(Directive): Reproduce word for word the part of the passage on hand-sewing leather between "Working with leather is" and "choose that route.", inclusive.

(Document passage):
######

Working with leather is usually best done by hand, mainly because most people simply don’t have a commercial or industrial sewing machine to work with. Learning how to sew leather by hand isn’t that difficult and in fact, in many ways it’s much easier than using a machine. And while the saddle stitch is the most common stitch when working with leather, there are other types of leather stitching you can utilize if you choose that route.
Sewing leather by hand allows you to get neat stitches that are even and look great.
It also allows you to have control over the stitches and give the leather item a very professional and organized look, especially when you’re using the right stitch.
What to Know Before You Start Sewing Leather by Hand
Sewing fabric and sewing leather are two completely different skills. In fact, sewing leather can be much easier for numerous reasons. First of all, you’ll be sewing using holes that are pre-punched in the leather and therefore, it won’t require as much concentration as it does when you’re sewing regular fabric. With regular fabric, you have to concentrate on every step you make.

######

[Lines of data]
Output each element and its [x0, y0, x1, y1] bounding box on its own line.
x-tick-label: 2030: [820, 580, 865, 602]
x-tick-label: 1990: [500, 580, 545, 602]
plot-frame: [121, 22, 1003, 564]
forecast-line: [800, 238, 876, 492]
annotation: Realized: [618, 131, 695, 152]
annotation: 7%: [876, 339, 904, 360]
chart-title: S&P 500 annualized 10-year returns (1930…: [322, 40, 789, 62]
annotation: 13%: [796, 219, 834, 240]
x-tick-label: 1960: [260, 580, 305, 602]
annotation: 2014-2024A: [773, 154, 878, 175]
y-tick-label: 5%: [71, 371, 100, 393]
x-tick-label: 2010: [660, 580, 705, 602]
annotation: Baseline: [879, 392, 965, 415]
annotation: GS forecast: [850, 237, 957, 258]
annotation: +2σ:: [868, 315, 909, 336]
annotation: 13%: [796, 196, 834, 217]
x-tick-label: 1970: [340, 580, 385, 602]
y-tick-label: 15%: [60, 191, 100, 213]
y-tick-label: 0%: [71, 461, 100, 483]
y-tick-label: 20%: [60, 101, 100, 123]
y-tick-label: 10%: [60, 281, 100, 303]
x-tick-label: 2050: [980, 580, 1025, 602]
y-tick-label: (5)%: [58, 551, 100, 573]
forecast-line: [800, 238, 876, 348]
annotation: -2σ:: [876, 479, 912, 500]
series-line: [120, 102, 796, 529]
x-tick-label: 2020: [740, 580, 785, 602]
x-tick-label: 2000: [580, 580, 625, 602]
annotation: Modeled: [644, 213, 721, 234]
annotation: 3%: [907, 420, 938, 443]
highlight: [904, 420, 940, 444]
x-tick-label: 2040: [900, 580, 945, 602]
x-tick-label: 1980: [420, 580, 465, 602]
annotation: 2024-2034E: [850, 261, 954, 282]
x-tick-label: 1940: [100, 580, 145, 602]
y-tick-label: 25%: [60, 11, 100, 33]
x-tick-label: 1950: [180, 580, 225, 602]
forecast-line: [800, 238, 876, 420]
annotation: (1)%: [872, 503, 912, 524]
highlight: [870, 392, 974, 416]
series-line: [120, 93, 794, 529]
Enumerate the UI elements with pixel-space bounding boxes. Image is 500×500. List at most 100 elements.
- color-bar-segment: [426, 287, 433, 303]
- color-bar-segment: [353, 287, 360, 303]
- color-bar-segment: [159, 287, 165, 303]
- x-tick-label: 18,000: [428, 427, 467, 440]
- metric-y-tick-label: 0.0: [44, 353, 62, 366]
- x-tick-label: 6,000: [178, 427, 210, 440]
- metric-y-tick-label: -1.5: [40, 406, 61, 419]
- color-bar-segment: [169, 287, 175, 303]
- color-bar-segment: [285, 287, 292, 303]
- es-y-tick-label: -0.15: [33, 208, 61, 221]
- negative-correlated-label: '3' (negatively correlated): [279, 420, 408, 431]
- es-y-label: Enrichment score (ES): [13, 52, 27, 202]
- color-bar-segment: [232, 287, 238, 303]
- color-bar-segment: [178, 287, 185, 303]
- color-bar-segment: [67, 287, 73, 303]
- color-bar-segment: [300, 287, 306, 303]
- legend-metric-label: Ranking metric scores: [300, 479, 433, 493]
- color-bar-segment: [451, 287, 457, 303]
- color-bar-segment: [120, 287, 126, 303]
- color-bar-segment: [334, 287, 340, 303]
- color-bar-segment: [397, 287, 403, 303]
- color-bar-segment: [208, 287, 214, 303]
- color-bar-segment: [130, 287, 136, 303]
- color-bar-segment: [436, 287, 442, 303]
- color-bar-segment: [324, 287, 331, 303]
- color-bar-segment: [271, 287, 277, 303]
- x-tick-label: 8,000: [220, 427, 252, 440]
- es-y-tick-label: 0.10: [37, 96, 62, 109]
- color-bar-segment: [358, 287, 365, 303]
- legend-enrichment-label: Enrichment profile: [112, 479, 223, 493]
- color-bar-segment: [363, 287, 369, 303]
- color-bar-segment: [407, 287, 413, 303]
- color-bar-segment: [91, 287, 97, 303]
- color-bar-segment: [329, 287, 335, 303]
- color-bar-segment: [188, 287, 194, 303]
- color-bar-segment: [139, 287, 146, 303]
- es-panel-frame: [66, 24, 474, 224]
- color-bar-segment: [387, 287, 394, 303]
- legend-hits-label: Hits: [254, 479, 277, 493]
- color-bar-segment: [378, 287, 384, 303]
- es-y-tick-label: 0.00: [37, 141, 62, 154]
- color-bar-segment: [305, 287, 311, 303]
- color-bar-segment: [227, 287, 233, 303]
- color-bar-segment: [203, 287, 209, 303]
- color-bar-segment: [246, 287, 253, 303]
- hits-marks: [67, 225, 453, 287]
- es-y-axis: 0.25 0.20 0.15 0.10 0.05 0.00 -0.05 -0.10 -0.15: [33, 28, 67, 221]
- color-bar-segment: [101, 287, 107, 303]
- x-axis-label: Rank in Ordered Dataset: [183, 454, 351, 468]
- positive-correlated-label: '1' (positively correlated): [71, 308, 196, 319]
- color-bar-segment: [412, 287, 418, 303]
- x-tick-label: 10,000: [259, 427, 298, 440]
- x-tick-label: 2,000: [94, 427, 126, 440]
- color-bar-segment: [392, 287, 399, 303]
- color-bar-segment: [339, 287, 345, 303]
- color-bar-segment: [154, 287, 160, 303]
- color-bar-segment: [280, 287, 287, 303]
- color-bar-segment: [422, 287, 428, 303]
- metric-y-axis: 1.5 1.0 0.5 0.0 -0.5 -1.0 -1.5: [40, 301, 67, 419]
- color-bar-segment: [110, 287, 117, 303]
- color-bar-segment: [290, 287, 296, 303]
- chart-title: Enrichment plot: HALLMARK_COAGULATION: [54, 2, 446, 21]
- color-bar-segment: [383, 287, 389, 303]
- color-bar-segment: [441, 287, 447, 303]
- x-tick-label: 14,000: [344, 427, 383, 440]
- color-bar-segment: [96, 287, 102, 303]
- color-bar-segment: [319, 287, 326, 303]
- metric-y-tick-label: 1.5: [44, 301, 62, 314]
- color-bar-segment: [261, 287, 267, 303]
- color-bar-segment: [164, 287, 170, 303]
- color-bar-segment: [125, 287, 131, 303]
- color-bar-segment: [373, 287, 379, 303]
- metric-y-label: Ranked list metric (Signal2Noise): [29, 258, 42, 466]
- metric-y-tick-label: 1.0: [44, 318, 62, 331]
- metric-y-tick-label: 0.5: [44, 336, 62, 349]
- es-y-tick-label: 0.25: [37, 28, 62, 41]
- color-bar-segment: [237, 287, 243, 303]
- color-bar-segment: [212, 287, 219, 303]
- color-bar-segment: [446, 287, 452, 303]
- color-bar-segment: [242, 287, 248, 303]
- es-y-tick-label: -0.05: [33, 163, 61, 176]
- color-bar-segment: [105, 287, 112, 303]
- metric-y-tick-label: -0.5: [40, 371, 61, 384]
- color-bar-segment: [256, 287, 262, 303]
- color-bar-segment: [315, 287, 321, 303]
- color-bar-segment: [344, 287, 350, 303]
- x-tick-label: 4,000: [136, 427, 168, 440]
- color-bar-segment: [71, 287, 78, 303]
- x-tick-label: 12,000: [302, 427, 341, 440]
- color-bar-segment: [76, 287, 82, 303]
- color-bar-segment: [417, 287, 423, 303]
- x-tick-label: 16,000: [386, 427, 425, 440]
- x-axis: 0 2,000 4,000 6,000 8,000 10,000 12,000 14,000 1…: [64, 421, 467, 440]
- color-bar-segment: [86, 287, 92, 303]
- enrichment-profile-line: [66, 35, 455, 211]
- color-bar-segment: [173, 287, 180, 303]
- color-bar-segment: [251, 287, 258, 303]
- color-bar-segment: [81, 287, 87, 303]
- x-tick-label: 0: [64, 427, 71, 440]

######

(Exercise output):
Working with leather is usually best done by hand, mainly because most people simply don’t have a commercial or industrial sewing machine to work with. Learning how to sew leather by hand isn’t that difficult and in fact, in many ways it’s much easier than using a machine. And while the saddle stitch is the most common stitch when working with leather, there are other types of leather stitching you can utilize if you choose that route.